* _GIVEN REQUEST_: Below is a block of data; give all of it again word for word.

--- START DATA LINES ---

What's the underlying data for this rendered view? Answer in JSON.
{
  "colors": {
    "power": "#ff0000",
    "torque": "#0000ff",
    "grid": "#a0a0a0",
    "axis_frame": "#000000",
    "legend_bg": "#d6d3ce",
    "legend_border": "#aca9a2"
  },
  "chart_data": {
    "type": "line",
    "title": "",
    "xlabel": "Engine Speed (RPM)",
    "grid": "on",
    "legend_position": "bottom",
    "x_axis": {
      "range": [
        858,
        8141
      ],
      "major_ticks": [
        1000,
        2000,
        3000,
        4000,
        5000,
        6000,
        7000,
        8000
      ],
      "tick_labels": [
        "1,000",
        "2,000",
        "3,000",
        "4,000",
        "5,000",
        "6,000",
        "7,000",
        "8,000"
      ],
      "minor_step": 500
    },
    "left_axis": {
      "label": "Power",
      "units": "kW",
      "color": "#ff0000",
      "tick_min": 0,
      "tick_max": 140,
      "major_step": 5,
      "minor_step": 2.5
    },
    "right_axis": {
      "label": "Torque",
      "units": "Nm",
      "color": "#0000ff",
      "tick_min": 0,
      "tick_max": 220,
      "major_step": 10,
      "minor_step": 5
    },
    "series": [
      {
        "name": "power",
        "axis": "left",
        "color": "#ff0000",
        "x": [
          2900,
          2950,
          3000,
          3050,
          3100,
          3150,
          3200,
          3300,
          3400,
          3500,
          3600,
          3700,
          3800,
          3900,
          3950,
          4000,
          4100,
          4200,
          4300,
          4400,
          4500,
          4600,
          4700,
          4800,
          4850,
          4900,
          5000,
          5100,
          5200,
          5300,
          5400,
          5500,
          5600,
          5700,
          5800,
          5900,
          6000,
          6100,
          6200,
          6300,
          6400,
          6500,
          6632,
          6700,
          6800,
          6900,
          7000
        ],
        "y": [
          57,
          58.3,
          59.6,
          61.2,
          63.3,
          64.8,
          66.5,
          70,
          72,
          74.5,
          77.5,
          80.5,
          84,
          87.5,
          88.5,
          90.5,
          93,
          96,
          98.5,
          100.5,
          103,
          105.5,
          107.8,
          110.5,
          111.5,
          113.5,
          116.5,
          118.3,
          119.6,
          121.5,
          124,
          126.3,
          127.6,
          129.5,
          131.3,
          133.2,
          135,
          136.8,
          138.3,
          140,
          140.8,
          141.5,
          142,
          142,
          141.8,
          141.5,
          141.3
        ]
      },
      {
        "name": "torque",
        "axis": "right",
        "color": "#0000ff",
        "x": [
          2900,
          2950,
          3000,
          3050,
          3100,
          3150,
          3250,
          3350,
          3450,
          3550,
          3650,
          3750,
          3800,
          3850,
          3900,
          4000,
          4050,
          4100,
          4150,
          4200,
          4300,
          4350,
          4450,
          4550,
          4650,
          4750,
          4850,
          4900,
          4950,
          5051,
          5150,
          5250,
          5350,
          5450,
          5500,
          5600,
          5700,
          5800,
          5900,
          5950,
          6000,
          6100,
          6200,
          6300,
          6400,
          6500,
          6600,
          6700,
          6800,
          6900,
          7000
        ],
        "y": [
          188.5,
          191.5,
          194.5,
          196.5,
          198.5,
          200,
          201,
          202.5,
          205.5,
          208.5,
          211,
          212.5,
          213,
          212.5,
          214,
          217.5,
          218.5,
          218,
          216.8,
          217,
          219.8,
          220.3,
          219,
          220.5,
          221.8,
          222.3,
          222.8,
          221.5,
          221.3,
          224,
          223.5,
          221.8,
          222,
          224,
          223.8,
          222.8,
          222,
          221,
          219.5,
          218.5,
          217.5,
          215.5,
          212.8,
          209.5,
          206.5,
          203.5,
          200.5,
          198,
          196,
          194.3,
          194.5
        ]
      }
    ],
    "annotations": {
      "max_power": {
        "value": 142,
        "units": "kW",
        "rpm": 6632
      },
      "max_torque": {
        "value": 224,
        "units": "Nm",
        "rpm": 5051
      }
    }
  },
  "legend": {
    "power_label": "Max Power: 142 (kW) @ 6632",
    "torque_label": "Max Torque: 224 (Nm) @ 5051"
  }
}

--- END DATA LINES ---

* _FULL RESPONSE_:
What's the underlying data for this rendered view? Answer in JSON.
{
  "colors": {
    "power": "#ff0000",
    "torque": "#0000ff",
    "grid": "#a0a0a0",
    "axis_frame": "#000000",
    "legend_bg": "#d6d3ce",
    "legend_border": "#aca9a2"
  },
  "chart_data": {
    "type": "line",
    "title": "",
    "xlabel": "Engine Speed (RPM)",
    "grid": "on",
    "legend_position": "bottom",
    "x_axis": {
      "range": [
        858,
        8141
      ],
      "major_ticks": [
        1000,
        2000,
        3000,
        4000,
        5000,
        6000,
        7000,
        8000
      ],
      "tick_labels": [
        "1,000",
        "2,000",
        "3,000",
        "4,000",
        "5,000",
        "6,000",
        "7,000",
        "8,000"
      ],
      "minor_step": 500
    },
    "left_axis": {
      "label": "Power",
      "units": "kW",
      "color": "#ff0000",
      "tick_min": 0,
      "tick_max": 140,
      "major_step": 5,
      "minor_step": 2.5
    },
    "right_axis": {
      "label": "Torque",
      "units": "Nm",
      "color": "#0000ff",
      "tick_min": 0,
      "tick_max": 220,
      "major_step": 10,
      "minor_step": 5
    },
    "series": [
      {
        "name": "power",
        "axis": "left",
        "color": "#ff0000",
        "x": [
          2900,
          2950,
          3000,
          3050,
          3100,
          3150,
          3200,
          3300,
          3400,
          3500,
          3600,
          3700,
          3800,
          3900,
          3950,
          4000,
          4100,
          4200,
          4300,
          4400,
          4500,
          4600,
          4700,
          4800,
          4850,
          4900,
          5000,
          5100,
          5200,
          5300,
          5400,
          5500,
          5600,
          5700,
          5800,
          5900,
          6000,
          6100,
          6200,
          6300,
          6400,
          6500,
          6632,
          6700,
          6800,
          6900,
          7000
        ],
        "y": [
          57,
          58.3,
          59.6,
          61.2,
          63.3,
          64.8,
          66.5,
          70,
          72,
          74.5,
          77.5,
          80.5,
          84,
          87.5,
          88.5,
          90.5,
          93,
          96,
          98.5,
          100.5,
          103,
          105.5,
          107.8,
          110.5,
          111.5,
          113.5,
          116.5,
          118.3,
          119.6,
          121.5,
          124,
          126.3,
          127.6,
          129.5,
          131.3,
          133.2,
          135,
          136.8,
          138.3,
          140,
          140.8,
          141.5,
          142,
          142,
          141.8,
          141.5,
          141.3
        ]
      },
      {
        "name": "torque",
        "axis": "right",
        "color": "#0000ff",
        "x": [
          2900,
          2950,
          3000,
          3050,
          3100,
          3150,
          3250,
          3350,
          3450,
          3550,
          3650,
          3750,
          3800,
          3850,
          3900,
          4000,
          4050,
          4100,
          4150,
          4200,
          4300,
          4350,
          4450,
          4550,
          4650,
          4750,
          4850,
          4900,
          4950,
          5051,
          5150,
          5250,
          5350,
          5450,
          5500,
          5600,
          5700,
          5800,
          5900,
          5950,
          6000,
          6100,
          6200,
          6300,
          6400,
          6500,
          6600,
          6700,
          6800,
          6900,
          7000
        ],
        "y": [
          188.5,
          191.5,
          194.5,
          196.5,
          198.5,
          200,
          201,
          202.5,
          205.5,
          208.5,
          211,
          212.5,
          213,
          212.5,
          214,
          217.5,
          218.5,
          218,
          216.8,
          217,
          219.8,
          220.3,
          219,
          220.5,
          221.8,
          222.3,
          222.8,
          221.5,
          221.3,
          224,
          223.5,
          221.8,
          222,
          224,
          223.8,
          222.8,
          222,
          221,
          219.5,
          218.5,
          217.5,
          215.5,
          212.8,
          209.5,
          206.5,
          203.5,
          200.5,
          198,
          196,
          194.3,
          194.5
        ]
      }
    ],
    "annotations": {
      "max_power": {
        "value": 142,
        "units": "kW",
        "rpm": 6632
      },
      "max_torque": {
        "value": 224,
        "units": "Nm",
        "rpm": 5051
      }
    }
  },
  "legend": {
    "power_label": "Max Power: 142 (kW) @ 6632",
    "torque_label": "Max Torque: 224 (Nm) @ 5051"
  }
}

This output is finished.